* SET EXERCISE: Provide only the number of lines in the listing that contain the string "left".

[Figure record listings]
# # # #

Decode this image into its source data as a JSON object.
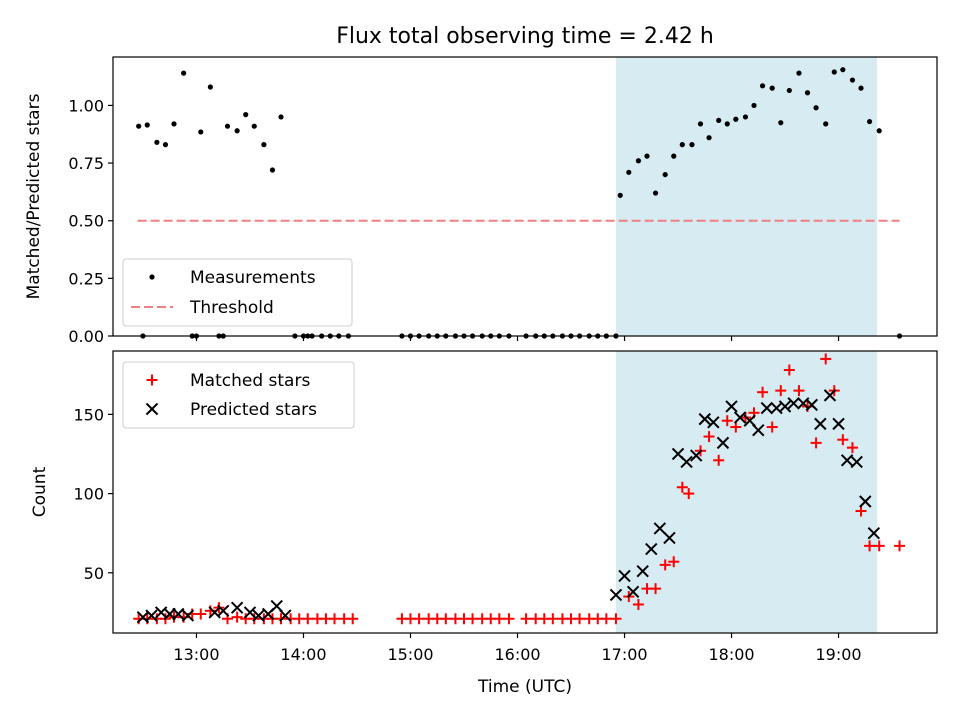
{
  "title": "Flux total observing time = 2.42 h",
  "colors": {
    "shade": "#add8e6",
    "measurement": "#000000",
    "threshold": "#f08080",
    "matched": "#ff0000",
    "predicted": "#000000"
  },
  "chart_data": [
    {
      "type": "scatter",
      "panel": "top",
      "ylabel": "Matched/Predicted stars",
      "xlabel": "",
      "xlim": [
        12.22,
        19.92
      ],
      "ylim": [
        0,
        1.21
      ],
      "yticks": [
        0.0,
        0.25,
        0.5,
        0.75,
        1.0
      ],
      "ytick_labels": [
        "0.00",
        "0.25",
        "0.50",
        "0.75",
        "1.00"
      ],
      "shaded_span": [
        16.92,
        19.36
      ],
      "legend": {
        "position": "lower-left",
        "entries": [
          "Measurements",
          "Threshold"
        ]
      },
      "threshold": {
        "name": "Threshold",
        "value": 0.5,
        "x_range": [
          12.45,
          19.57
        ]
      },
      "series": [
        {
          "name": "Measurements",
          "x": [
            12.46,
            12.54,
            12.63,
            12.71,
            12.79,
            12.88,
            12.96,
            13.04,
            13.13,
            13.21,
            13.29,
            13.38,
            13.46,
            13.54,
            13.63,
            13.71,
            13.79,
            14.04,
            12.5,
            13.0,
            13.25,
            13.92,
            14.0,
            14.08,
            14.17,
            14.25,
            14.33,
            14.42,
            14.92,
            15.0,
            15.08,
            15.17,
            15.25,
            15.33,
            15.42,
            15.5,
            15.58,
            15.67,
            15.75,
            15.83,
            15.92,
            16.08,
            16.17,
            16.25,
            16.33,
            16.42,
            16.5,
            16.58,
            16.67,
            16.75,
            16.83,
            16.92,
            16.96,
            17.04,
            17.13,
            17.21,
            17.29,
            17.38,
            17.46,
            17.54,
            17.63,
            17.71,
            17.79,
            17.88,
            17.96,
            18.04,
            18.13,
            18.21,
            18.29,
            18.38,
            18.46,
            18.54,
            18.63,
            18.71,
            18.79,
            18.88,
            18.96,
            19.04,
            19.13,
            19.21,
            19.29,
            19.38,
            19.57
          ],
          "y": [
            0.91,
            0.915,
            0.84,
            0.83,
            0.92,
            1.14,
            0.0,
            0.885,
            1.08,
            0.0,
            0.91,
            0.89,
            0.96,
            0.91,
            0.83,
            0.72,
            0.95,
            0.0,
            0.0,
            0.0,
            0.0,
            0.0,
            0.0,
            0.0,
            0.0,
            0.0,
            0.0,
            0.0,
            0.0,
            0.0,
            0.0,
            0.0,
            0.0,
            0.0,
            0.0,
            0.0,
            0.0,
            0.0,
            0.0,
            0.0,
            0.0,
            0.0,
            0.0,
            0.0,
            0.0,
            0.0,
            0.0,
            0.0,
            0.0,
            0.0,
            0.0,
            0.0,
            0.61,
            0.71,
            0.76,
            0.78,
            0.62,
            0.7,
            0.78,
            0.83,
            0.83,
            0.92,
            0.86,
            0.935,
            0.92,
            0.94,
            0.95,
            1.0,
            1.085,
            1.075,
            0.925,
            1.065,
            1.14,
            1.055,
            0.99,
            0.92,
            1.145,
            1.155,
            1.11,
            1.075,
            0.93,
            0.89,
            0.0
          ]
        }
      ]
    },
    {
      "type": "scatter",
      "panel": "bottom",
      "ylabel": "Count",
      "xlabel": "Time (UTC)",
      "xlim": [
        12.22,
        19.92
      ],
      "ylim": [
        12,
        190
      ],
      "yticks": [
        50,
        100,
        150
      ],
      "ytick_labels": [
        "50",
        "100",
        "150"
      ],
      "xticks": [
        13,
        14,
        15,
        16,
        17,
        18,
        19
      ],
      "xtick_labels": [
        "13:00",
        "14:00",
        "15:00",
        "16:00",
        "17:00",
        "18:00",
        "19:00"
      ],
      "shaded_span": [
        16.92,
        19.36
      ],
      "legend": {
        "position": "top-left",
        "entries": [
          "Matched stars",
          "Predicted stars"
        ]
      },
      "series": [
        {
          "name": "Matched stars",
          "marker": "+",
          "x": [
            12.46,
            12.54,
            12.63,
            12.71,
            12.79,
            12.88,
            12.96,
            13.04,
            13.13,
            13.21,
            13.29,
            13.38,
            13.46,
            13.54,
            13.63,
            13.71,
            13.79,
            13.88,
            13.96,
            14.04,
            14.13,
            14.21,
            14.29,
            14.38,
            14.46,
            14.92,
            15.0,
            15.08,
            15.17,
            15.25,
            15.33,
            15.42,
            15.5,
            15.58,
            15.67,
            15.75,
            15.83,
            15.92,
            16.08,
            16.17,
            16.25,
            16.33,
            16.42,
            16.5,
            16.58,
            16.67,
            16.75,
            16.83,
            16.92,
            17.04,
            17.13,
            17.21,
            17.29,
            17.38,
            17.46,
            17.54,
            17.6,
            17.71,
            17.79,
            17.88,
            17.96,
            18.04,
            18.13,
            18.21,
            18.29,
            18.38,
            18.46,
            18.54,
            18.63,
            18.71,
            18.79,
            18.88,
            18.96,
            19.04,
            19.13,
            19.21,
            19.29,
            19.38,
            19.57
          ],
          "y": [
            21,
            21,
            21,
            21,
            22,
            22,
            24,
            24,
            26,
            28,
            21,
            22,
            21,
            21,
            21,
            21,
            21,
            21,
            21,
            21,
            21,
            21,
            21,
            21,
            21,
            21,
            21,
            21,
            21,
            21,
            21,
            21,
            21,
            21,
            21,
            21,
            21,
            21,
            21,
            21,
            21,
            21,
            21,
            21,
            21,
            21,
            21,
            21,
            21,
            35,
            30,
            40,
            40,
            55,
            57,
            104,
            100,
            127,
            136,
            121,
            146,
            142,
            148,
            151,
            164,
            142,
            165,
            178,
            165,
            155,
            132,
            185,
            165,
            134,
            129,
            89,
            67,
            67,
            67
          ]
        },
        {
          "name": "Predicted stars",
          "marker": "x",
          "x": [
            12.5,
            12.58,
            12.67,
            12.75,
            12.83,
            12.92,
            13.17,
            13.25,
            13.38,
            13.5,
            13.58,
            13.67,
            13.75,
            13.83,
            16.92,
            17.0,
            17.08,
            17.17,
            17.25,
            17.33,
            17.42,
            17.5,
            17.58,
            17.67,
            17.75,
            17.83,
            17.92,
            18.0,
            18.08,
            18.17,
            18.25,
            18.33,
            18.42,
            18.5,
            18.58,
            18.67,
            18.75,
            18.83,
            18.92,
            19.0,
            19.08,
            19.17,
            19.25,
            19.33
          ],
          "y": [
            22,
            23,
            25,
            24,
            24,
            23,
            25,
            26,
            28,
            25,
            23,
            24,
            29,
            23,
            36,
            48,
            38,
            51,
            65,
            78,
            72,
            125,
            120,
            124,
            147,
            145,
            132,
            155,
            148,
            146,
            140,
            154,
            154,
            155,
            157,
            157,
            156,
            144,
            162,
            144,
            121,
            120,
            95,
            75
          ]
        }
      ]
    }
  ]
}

# # # #

* SOLUTION BELOW: 2